─── Data to process ───
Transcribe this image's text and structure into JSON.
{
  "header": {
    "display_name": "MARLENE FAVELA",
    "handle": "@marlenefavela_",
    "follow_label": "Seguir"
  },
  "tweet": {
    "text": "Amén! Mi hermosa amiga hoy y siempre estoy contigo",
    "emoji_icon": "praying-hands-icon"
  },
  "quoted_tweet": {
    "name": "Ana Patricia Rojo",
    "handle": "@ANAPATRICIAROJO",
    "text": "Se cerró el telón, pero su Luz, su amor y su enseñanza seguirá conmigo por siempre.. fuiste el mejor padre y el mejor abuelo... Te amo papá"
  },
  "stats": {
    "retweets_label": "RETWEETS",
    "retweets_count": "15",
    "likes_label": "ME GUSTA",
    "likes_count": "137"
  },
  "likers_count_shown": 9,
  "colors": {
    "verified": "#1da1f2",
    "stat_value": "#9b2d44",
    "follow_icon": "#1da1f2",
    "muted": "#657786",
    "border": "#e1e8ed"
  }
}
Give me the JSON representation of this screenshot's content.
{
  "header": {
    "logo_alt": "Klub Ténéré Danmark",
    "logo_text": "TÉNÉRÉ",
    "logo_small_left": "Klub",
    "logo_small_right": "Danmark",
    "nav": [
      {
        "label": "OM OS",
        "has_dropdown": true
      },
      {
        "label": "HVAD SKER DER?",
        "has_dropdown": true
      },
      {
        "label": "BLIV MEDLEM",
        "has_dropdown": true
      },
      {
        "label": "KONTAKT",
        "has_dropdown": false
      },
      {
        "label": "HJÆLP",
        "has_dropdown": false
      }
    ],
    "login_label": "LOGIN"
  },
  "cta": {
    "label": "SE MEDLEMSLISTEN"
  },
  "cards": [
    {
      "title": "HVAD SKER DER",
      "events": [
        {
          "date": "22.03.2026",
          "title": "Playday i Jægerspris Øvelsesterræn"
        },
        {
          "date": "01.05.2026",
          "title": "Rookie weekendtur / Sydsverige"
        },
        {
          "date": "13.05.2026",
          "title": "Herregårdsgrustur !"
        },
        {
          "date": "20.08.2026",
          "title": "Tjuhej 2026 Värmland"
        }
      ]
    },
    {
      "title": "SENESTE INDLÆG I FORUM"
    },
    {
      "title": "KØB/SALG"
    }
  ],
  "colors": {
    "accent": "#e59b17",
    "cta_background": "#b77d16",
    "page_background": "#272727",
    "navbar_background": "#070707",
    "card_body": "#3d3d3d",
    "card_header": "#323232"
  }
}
───
• _Written exercise_
Repeat all of the entries exactly.

• _Reply_
Transcribe this image's text and structure into JSON.
{
  "header": {
    "display_name": "MARLENE FAVELA",
    "handle": "@marlenefavela_",
    "follow_label": "Seguir"
  },
  "tweet": {
    "text": "Amén! Mi hermosa amiga hoy y siempre estoy contigo",
    "emoji_icon": "praying-hands-icon"
  },
  "quoted_tweet": {
    "name": "Ana Patricia Rojo",
    "handle": "@ANAPATRICIAROJO",
    "text": "Se cerró el telón, pero su Luz, su amor y su enseñanza seguirá conmigo por siempre.. fuiste el mejor padre y el mejor abuelo... Te amo papá"
  },
  "stats": {
    "retweets_label": "RETWEETS",
    "retweets_count": "15",
    "likes_label": "ME GUSTA",
    "likes_count": "137"
  },
  "likers_count_shown": 9,
  "colors": {
    "verified": "#1da1f2",
    "stat_value": "#9b2d44",
    "follow_icon": "#1da1f2",
    "muted": "#657786",
    "border": "#e1e8ed"
  }
}
Give me the JSON representation of this screenshot's content.
{
  "header": {
    "logo_alt": "Klub Ténéré Danmark",
    "logo_text": "TÉNÉRÉ",
    "logo_small_left": "Klub",
    "logo_small_right": "Danmark",
    "nav": [
      {
        "label": "OM OS",
        "has_dropdown": true
      },
      {
        "label": "HVAD SKER DER?",
        "has_dropdown": true
      },
      {
        "label": "BLIV MEDLEM",
        "has_dropdown": true
      },
      {
        "label": "KONTAKT",
        "has_dropdown": false
      },
      {
        "label": "HJÆLP",
        "has_dropdown": false
      }
    ],
    "login_label": "LOGIN"
  },
  "cta": {
    "label": "SE MEDLEMSLISTEN"
  },
  "cards": [
    {
      "title": "HVAD SKER DER",
      "events": [
        {
          "date": "22.03.2026",
          "title": "Playday i Jægerspris Øvelsesterræn"
        },
        {
          "date": "01.05.2026",
          "title": "Rookie weekendtur / Sydsverige"
        },
        {
          "date": "13.05.2026",
          "title": "Herregårdsgrustur !"
        },
        {
          "date": "20.08.2026",
          "title": "Tjuhej 2026 Värmland"
        }
      ]
    },
    {
      "title": "SENESTE INDLÆG I FORUM"
    },
    {
      "title": "KØB/SALG"
    }
  ],
  "colors": {
    "accent": "#e59b17",
    "cta_background": "#b77d16",
    "page_background": "#272727",
    "navbar_background": "#070707",
    "card_body": "#3d3d3d",
    "card_header": "#323232"
  }
}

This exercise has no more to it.